[Written problem]
Search the listing below for the word "name" and copy each line that holds it.
*** Data provided
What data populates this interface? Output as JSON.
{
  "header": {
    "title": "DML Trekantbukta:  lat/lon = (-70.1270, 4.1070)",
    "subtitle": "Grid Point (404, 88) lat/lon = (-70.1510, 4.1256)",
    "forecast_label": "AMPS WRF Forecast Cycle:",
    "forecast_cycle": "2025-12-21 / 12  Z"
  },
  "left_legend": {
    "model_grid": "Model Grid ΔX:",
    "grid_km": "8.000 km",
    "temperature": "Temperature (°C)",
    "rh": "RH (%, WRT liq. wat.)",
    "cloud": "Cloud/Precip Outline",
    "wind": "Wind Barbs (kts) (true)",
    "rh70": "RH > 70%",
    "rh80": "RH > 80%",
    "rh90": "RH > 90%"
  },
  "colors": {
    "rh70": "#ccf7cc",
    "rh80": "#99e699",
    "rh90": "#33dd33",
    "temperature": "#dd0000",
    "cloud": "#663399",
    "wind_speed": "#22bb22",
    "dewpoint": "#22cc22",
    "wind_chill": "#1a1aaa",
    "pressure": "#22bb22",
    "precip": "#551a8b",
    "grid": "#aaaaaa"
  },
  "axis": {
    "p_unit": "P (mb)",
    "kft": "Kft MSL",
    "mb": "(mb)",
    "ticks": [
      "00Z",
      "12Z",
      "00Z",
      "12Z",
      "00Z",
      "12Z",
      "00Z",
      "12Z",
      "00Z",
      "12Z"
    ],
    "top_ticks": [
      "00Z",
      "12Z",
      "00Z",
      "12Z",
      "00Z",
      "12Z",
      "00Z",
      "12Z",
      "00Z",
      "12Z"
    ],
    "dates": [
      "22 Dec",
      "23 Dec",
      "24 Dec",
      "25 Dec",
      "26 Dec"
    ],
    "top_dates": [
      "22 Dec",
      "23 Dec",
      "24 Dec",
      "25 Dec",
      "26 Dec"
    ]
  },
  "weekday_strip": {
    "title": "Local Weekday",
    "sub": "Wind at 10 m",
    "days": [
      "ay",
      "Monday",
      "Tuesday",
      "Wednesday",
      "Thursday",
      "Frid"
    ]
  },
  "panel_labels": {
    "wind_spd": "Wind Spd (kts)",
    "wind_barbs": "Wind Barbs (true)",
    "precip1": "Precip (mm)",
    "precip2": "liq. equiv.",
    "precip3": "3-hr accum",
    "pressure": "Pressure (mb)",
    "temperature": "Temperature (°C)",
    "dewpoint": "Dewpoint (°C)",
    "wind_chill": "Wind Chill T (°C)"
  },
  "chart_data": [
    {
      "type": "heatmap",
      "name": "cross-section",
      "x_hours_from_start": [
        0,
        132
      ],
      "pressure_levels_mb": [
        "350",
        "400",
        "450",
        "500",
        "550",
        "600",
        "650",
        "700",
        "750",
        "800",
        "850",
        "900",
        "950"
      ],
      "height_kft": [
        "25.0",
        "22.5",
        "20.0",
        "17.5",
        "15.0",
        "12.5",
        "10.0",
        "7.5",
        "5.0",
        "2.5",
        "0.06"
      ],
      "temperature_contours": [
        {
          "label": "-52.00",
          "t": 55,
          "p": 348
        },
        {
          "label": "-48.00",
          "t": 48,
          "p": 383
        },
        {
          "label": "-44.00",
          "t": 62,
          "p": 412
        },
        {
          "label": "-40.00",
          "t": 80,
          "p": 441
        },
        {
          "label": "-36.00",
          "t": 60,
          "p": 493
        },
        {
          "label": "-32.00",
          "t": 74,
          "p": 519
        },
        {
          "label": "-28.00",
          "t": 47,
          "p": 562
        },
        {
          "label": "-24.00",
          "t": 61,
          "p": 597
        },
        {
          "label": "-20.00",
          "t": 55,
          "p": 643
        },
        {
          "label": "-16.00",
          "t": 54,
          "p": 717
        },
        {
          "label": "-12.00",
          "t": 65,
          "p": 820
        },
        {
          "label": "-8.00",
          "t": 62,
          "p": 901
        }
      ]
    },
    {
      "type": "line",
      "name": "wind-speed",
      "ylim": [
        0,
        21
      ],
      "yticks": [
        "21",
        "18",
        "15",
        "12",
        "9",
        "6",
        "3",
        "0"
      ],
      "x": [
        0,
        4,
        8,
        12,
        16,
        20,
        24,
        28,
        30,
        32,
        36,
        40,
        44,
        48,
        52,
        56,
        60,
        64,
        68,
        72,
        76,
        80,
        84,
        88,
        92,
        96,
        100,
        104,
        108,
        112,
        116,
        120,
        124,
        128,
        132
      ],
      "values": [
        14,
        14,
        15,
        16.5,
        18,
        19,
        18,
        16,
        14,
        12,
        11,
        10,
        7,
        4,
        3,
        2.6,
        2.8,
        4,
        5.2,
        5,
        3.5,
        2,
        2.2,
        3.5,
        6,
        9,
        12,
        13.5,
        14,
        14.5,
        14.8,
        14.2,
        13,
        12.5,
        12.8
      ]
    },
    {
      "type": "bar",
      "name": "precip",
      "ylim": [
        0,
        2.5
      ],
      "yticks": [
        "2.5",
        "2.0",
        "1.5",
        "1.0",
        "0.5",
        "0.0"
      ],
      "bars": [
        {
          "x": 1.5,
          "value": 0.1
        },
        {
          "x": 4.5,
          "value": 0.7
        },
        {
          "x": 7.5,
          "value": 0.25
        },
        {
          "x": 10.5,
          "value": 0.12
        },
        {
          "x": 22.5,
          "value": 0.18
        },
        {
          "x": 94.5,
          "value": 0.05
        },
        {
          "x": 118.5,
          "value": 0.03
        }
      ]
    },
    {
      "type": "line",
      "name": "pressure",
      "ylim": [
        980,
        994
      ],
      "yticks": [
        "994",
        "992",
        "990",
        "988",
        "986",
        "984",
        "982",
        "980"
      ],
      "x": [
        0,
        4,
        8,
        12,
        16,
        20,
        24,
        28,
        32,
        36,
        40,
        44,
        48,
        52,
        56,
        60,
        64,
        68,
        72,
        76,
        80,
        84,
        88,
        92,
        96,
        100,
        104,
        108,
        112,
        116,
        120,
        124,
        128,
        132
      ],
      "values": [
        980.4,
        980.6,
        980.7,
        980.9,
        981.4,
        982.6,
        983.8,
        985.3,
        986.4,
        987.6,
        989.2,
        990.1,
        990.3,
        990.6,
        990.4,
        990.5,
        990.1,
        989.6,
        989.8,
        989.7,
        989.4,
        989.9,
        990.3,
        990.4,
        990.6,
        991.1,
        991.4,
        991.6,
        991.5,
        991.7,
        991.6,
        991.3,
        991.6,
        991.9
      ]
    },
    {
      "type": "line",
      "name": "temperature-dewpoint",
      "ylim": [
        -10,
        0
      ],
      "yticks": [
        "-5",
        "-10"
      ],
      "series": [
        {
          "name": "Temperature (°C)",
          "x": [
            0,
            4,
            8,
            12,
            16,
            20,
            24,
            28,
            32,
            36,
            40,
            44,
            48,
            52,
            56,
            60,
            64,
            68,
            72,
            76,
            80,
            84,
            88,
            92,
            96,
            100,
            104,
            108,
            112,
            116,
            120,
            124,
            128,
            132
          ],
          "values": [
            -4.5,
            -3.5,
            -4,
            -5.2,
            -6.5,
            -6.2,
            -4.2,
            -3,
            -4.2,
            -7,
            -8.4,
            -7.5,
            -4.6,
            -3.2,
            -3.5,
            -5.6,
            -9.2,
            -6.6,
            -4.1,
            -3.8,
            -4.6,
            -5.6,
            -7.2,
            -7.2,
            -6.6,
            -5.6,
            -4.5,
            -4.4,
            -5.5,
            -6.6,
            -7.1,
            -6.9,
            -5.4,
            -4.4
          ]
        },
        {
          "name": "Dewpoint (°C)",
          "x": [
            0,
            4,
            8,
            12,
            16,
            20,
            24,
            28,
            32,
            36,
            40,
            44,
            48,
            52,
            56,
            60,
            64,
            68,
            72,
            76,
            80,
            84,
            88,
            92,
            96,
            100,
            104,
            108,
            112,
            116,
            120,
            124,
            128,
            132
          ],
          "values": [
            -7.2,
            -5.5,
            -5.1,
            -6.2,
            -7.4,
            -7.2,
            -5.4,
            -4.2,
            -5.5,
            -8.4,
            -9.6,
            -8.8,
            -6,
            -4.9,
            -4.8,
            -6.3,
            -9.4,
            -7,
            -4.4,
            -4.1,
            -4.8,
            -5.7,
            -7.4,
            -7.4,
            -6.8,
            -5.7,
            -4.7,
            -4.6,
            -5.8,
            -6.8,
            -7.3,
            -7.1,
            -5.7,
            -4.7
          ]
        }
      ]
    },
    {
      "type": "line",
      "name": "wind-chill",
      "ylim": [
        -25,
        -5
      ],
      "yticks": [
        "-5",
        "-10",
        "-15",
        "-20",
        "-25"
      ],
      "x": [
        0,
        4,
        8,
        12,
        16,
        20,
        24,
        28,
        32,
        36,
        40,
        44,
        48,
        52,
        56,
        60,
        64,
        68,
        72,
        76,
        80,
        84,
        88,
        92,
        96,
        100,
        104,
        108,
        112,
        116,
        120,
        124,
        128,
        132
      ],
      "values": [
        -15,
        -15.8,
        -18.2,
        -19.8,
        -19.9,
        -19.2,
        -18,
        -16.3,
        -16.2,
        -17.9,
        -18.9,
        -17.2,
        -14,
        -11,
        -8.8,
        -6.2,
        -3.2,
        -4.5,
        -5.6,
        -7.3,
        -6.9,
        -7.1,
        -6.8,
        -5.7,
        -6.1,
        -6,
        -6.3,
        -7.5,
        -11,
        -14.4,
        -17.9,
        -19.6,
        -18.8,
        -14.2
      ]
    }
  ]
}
******
[Solved problem]
      "name": "cross-section",
      "name": "wind-speed",
      "name": "precip",
      "name": "pressure",
      "name": "temperature-dewpoint",
          "name": "Temperature (°C)",
          "name": "Dewpoint (°C)",
      "name": "wind-chill",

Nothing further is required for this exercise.